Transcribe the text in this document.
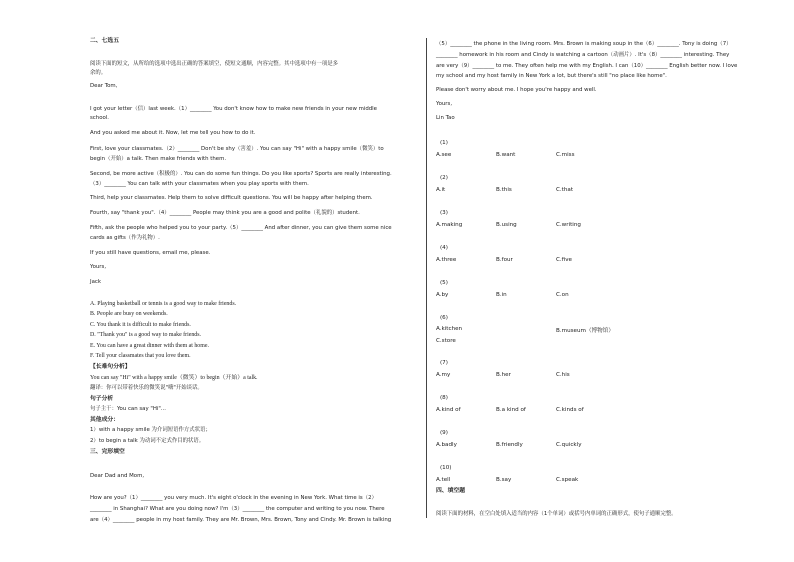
二、七选五
阅读下面的短文，从所给的选项中选出正确的答案填空，使短文通顺，内容完整。其中选项中有一项是多
余的。
Dear Tom,
I got your letter（信）last week.（1）________ You don't know how to make new friends in your new middle
school.
And you asked me about it. Now, let me tell you how to do it.
First, love your classmates.（2）________ Don't be shy（害羞）. You can say "Hi" with a happy smile（微笑）to
begin（开始）a talk. Then make friends with them.
Second, be more active（积极的）. You can do some fun things. Do you like sports? Sports are really interesting.
（3）________ You can talk with your classmates when you play sports with them.
Third, help your classmates. Help them to solve difficult questions. You will be happy after helping them.
Fourth, say "thank you".（4）________ People may think you are a good and polite（礼貌的）student.
Fifth, ask the people who helped you to your party.（5）________ And after dinner, you can give them some nice
cards as gifts（作为礼物）.
If you still have questions, email me, please.
Yours,
Jack
A. Playing basketball or tennis is a good way to make friends.
B. People are busy on weekends.
C. You thank it is difficult to make friends.
D. "Thank you" is a good way to make friends.
E. You can have a great dinner with them at home.
F. Tell your classmates that you love them.
【长难句分析】
You can say "Hi" with a happy smile（微笑）to begin（开始）a talk.
翻译：你可以带着快乐的微笑说"嗨"开始谈话。
句子分析
句子主干：You can say "Hi"...
其他成分：
1）with a happy smile 为介词短语作方式状语；
2）to begin a talk 为动词不定式作目的状语。
三、完形填空
Dear Dad and Mom,
How are you?（1）________ you very much. It's eight o'clock in the evening in New York. What time is（2）
________ in Shanghai? What are you doing now? I'm（3）________ the computer and writing to you now. There
are（4）________ people in my host family. They are Mr. Brown, Mrs. Brown, Tony and Cindy. Mr. Brown is talking
（5）________ the phone in the living room. Mrs. Brown is making soup in the（6）________. Tony is doing（7）
________ homework in his room and Cindy is watching a cartoon（动画片）. It's（8）________ interesting. They
are very（9）________ to me. They often help me with my English. I can（10）________ English better now. I love
my school and my host family in New York a lot, but there's still "no place like home".
Please don't worry about me. I hope you're happy and well.
Yours,
Lin Tao
(1)
A.see	B.want	C.miss
(2)
A.it	B.this	C.that
(3)
A.making	B.using	C.writing
(4)
A.three	B.four	C.five
(5)
A.by	B.in	C.on
(6)
A.kitchen	B.museum（博物馆）
C.store
(7)
A.my	B.her	C.his
(8)
A.kind of	B.a kind of	C.kinds of
(9)
A.badly	B.friendly	C.quickly
(10)
A.tell	B.say	C.speak
四、填空题
阅读下面的材料，在空白处填入适当的内容（1个单词）或括号内单词的正确形式，使句子通顺完整。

Written task → Go through the records above, find every line with the word "family", and list those lines.

Task answer →
are（4）________ people in my host family. They are Mr. Brown, Mrs. Brown, Tony and Cindy. Mr. Brown is talking
my school and my host family in New York a lot, but there's still "no place like home".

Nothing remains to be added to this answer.